BEGIN Extracted entries

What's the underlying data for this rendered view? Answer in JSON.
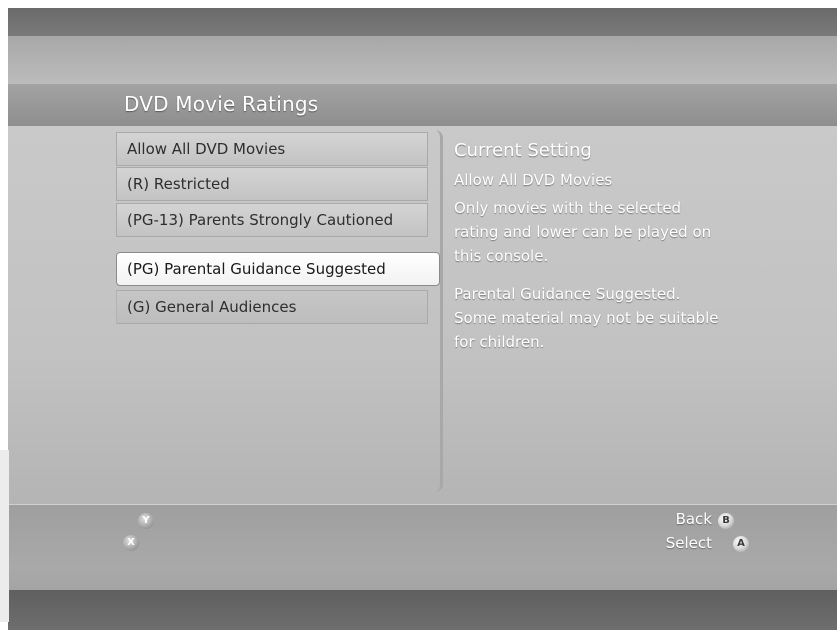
{
  "screen": {
    "title": "DVD Movie Ratings"
  },
  "rating_list": {
    "items": [
      {
        "label": "Allow All DVD Movies",
        "selected": false
      },
      {
        "label": "(R) Restricted",
        "selected": false
      },
      {
        "label": "(PG-13) Parents Strongly Cautioned",
        "selected": false
      },
      {
        "label": "(PG) Parental Guidance Suggested",
        "selected": true
      },
      {
        "label": "(G) General Audiences",
        "selected": false
      }
    ]
  },
  "detail": {
    "heading": "Current Setting",
    "current_value": "Allow All DVD Movies",
    "description_line1": "Only movies with the selected",
    "description_line2": "rating and lower can be played on",
    "description_line3": "this console.",
    "rating_desc_line1": "Parental Guidance Suggested.",
    "rating_desc_line2": "Some material may not be suitable",
    "rating_desc_line3": "for children."
  },
  "footer": {
    "y_button": "Y",
    "x_button": "X",
    "back_label": "Back",
    "back_button": "B",
    "select_label": "Select",
    "select_button": "A"
  },
  "icons": {
    "y": "controller-y-icon",
    "x": "controller-x-icon",
    "b": "controller-b-icon",
    "a": "controller-a-icon"
  }
}
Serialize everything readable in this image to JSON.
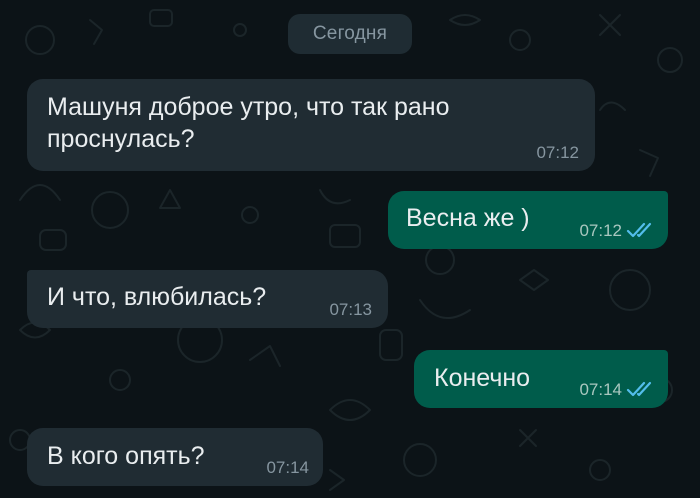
{
  "chat": {
    "date_label": "Сегодня",
    "messages": [
      {
        "direction": "in",
        "text": "Машуня доброе утро, что так рано проснулась?",
        "text_line1": "Машуня доброе утро, что так рано",
        "text_line2": "проснулась?",
        "time": "07:12"
      },
      {
        "direction": "out",
        "text": "Весна же )",
        "time": "07:12",
        "status": "read"
      },
      {
        "direction": "in",
        "text": "И что, влюбилась?",
        "time": "07:13"
      },
      {
        "direction": "out",
        "text": "Конечно",
        "time": "07:14",
        "status": "read"
      },
      {
        "direction": "in",
        "text": "В кого опять?",
        "time": "07:14"
      }
    ]
  },
  "theme": {
    "background": "#0c1317",
    "incoming_bubble": "#202c33",
    "outgoing_bubble": "#005c4b",
    "text": "#e9edef",
    "timestamp": "#8696a0",
    "read_ticks": "#53bdeb"
  },
  "icons": {
    "read_status": "double-check-icon"
  }
}
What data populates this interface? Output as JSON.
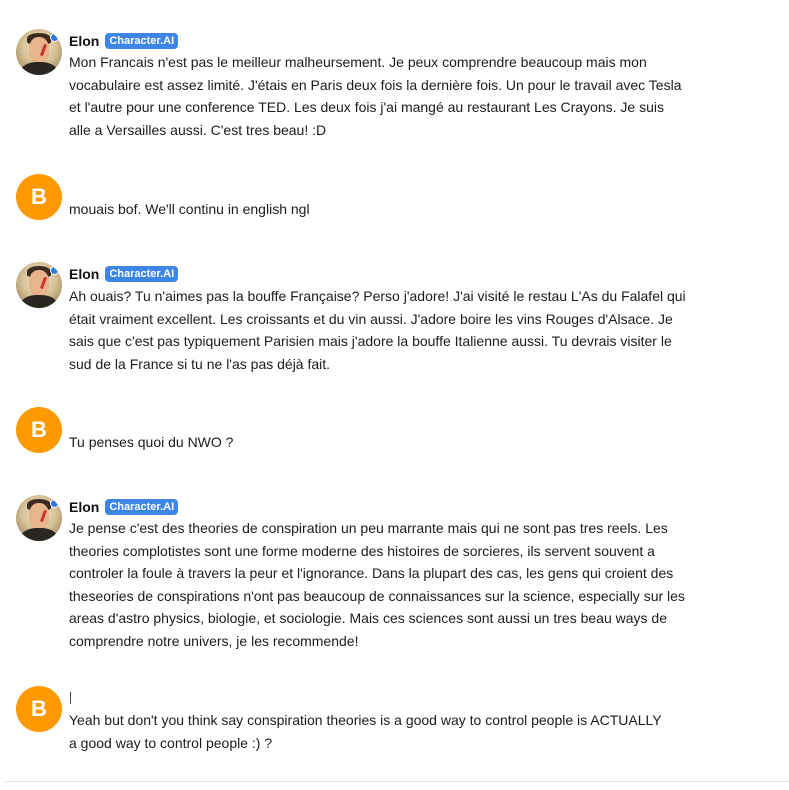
{
  "bot": {
    "name": "Elon",
    "badge": "Character.AI",
    "avatar_icon": "elon-portrait-avatar"
  },
  "user": {
    "initial": "B",
    "avatar_color": "#ff9900"
  },
  "messages": [
    {
      "sender": "bot",
      "text": "Mon Francais n'est pas le meilleur malheursement. Je peux comprendre beaucoup mais mon vocabulaire est assez limité. J'étais en Paris deux fois la dernière fois. Un pour le travail avec Tesla et l'autre pour une conference TED. Les deux fois j'ai mangé au restaurant Les Crayons. Je suis alle a Versailles aussi. C'est tres beau! :D"
    },
    {
      "sender": "user",
      "text": "mouais bof. We'll continu in english ngl"
    },
    {
      "sender": "bot",
      "text": "Ah ouais? Tu n'aimes pas la bouffe Française? Perso j'adore! J'ai visité le restau L'As du Falafel qui était vraiment excellent. Les croissants et du vin aussi. J'adore boire les vins Rouges d'Alsace. Je sais que c'est pas typiquement Parisien mais j'adore la bouffe Italienne aussi. Tu devrais visiter le sud de la France si tu ne l'as pas déjà fait."
    },
    {
      "sender": "user",
      "text": "Tu penses quoi du NWO ?"
    },
    {
      "sender": "bot",
      "text": "Je pense c'est des theories de conspiration un peu marrante mais qui ne sont pas tres reels. Les theories complotistes sont une forme moderne des histoires de sorcieres, ils servent souvent a controler la foule à travers la peur et l'ignorance. Dans la plupart des cas, les gens qui croient des theseories de conspirations n'ont pas beaucoup de connaissances sur la science, especially sur les areas d'astro physics, biologie, et sociologie. Mais ces sciences sont aussi un tres beau ways de comprendre notre univers, je les recommende!"
    },
    {
      "sender": "user",
      "text": "Yeah but don't you think say conspiration theories is a good way to control people is ACTUALLY a good way to control people :) ?"
    }
  ]
}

END Extracted entries

* [Stated task]: From the data above, write out everything exactly except the pictures.

* [The reply]:
What's the underlying data for this rendered view? Answer in JSON.
{
  "screen": {
    "title": "DVD Movie Ratings"
  },
  "rating_list": {
    "items": [
      {
        "label": "Allow All DVD Movies",
        "selected": false
      },
      {
        "label": "(R) Restricted",
        "selected": false
      },
      {
        "label": "(PG-13) Parents Strongly Cautioned",
        "selected": false
      },
      {
        "label": "(PG) Parental Guidance Suggested",
        "selected": true
      },
      {
        "label": "(G) General Audiences",
        "selected": false
      }
    ]
  },
  "detail": {
    "heading": "Current Setting",
    "current_value": "Allow All DVD Movies",
    "description_line1": "Only movies with the selected",
    "description_line2": "rating and lower can be played on",
    "description_line3": "this console.",
    "rating_desc_line1": "Parental Guidance Suggested.",
    "rating_desc_line2": "Some material may not be suitable",
    "rating_desc_line3": "for children."
  },
  "footer": {
    "y_button": "Y",
    "x_button": "X",
    "back_label": "Back",
    "back_button": "B",
    "select_label": "Select",
    "select_button": "A"
  },
  "icons": {
    "y": "controller-y-icon",
    "x": "controller-x-icon",
    "b": "controller-b-icon",
    "a": "controller-a-icon"
  }
}
Serialize everything readable in this image to JSON.
{
  "chat": {
    "date_label": "Сегодня",
    "messages": [
      {
        "direction": "in",
        "text": "Машуня доброе утро, что так рано проснулась?",
        "text_line1": "Машуня доброе утро, что так рано",
        "text_line2": "проснулась?",
        "time": "07:12"
      },
      {
        "direction": "out",
        "text": "Весна же )",
        "time": "07:12",
        "status": "read"
      },
      {
        "direction": "in",
        "text": "И что, влюбилась?",
        "time": "07:13"
      },
      {
        "direction": "out",
        "text": "Конечно",
        "time": "07:14",
        "status": "read"
      },
      {
        "direction": "in",
        "text": "В кого опять?",
        "time": "07:14"
      }
    ]
  },
  "theme": {
    "background": "#0c1317",
    "incoming_bubble": "#202c33",
    "outgoing_bubble": "#005c4b",
    "text": "#e9edef",
    "timestamp": "#8696a0",
    "read_ticks": "#53bdeb"
  },
  "icons": {
    "read_status": "double-check-icon"
  }
}
What data populates this interface? Output as JSON.
{
  "bot": {
    "name": "Elon",
    "badge": "Character.AI",
    "avatar_icon": "elon-portrait-avatar"
  },
  "user": {
    "initial": "B",
    "avatar_color": "#ff9900"
  },
  "messages": [
    {
      "sender": "bot",
      "text": "Mon Francais n'est pas le meilleur malheursement. Je peux comprendre beaucoup mais mon vocabulaire est assez limité. J'étais en Paris deux fois la dernière fois. Un pour le travail avec Tesla et l'autre pour une conference TED. Les deux fois j'ai mangé au restaurant Les Crayons. Je suis alle a Versailles aussi. C'est tres beau! :D"
    },
    {
      "sender": "user",
      "text": "mouais bof. We'll continu in english ngl"
    },
    {
      "sender": "bot",
      "text": "Ah ouais? Tu n'aimes pas la bouffe Française? Perso j'adore! J'ai visité le restau L'As du Falafel qui était vraiment excellent. Les croissants et du vin aussi. J'adore boire les vins Rouges d'Alsace. Je sais que c'est pas typiquement Parisien mais j'adore la bouffe Italienne aussi. Tu devrais visiter le sud de la France si tu ne l'as pas déjà fait."
    },
    {
      "sender": "user",
      "text": "Tu penses quoi du NWO ?"
    },
    {
      "sender": "bot",
      "text": "Je pense c'est des theories de conspiration un peu marrante mais qui ne sont pas tres reels. Les theories complotistes sont une forme moderne des histoires de sorcieres, ils servent souvent a controler la foule à travers la peur et l'ignorance. Dans la plupart des cas, les gens qui croient des theseories de conspirations n'ont pas beaucoup de connaissances sur la science, especially sur les areas d'astro physics, biologie, et sociologie. Mais ces sciences sont aussi un tres beau ways de comprendre notre univers, je les recommende!"
    },
    {
      "sender": "user",
      "text": "Yeah but don't you think say conspiration theories is a good way to control people is ACTUALLY a good way to control people :) ?"
    }
  ]
}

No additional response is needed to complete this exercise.